:: Provided information ::
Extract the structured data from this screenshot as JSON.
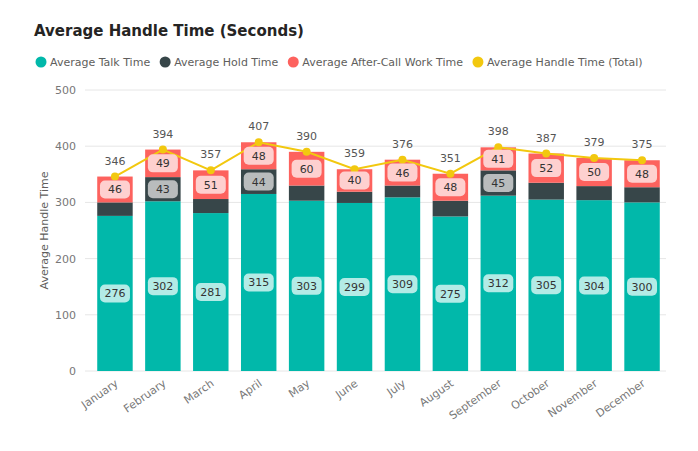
{
  "chart_data": {
    "type": "bar",
    "title": "Average Handle Time (Seconds)",
    "y_label": "Average Handle Time",
    "stacked": true,
    "grid": true,
    "legend": "top",
    "data_labels": true,
    "categories": [
      "January",
      "February",
      "March",
      "April",
      "May",
      "June",
      "July",
      "August",
      "September",
      "October",
      "November",
      "December"
    ],
    "ylim": [
      0,
      500
    ],
    "yticks": [
      0,
      100,
      200,
      300,
      400,
      500
    ],
    "series": [
      {
        "name": "Average Talk Time",
        "type": "bar",
        "color": "#01b8aa",
        "data_labels": true,
        "values": [
          276,
          302,
          281,
          315,
          303,
          299,
          309,
          275,
          312,
          305,
          304,
          300
        ]
      },
      {
        "name": "Average Hold Time",
        "type": "bar",
        "color": "#374649",
        "data_labels": true,
        "values": [
          24,
          43,
          25,
          44,
          27,
          20,
          21,
          28,
          45,
          30,
          25,
          27
        ],
        "value_labels": [
          null,
          "43",
          null,
          "44",
          null,
          null,
          null,
          null,
          "45",
          null,
          null,
          null
        ]
      },
      {
        "name": "Average After-Call Work Time",
        "type": "bar",
        "color": "#fd625e",
        "data_labels": true,
        "values": [
          46,
          49,
          51,
          48,
          60,
          40,
          46,
          48,
          41,
          52,
          50,
          48
        ]
      },
      {
        "name": "Average Handle Time (Total)",
        "type": "line",
        "color": "#f2c80f",
        "marker": "circle",
        "data_labels": true,
        "values": [
          346,
          394,
          357,
          407,
          390,
          359,
          376,
          351,
          398,
          387,
          379,
          375
        ]
      }
    ]
  }
}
:::
#### Description of the task
Transcribe the records above exactly, leaving out every picture.

#### Complete response
Extract the structured data from this screenshot as JSON.
{
  "chart_data": {
    "type": "bar",
    "title": "Average Handle Time (Seconds)",
    "y_label": "Average Handle Time",
    "stacked": true,
    "grid": true,
    "legend": "top",
    "data_labels": true,
    "categories": [
      "January",
      "February",
      "March",
      "April",
      "May",
      "June",
      "July",
      "August",
      "September",
      "October",
      "November",
      "December"
    ],
    "ylim": [
      0,
      500
    ],
    "yticks": [
      0,
      100,
      200,
      300,
      400,
      500
    ],
    "series": [
      {
        "name": "Average Talk Time",
        "type": "bar",
        "color": "#01b8aa",
        "data_labels": true,
        "values": [
          276,
          302,
          281,
          315,
          303,
          299,
          309,
          275,
          312,
          305,
          304,
          300
        ]
      },
      {
        "name": "Average Hold Time",
        "type": "bar",
        "color": "#374649",
        "data_labels": true,
        "values": [
          24,
          43,
          25,
          44,
          27,
          20,
          21,
          28,
          45,
          30,
          25,
          27
        ],
        "value_labels": [
          null,
          "43",
          null,
          "44",
          null,
          null,
          null,
          null,
          "45",
          null,
          null,
          null
        ]
      },
      {
        "name": "Average After-Call Work Time",
        "type": "bar",
        "color": "#fd625e",
        "data_labels": true,
        "values": [
          46,
          49,
          51,
          48,
          60,
          40,
          46,
          48,
          41,
          52,
          50,
          48
        ]
      },
      {
        "name": "Average Handle Time (Total)",
        "type": "line",
        "color": "#f2c80f",
        "marker": "circle",
        "data_labels": true,
        "values": [
          346,
          394,
          357,
          407,
          390,
          359,
          376,
          351,
          398,
          387,
          379,
          375
        ]
      }
    ]
  }
}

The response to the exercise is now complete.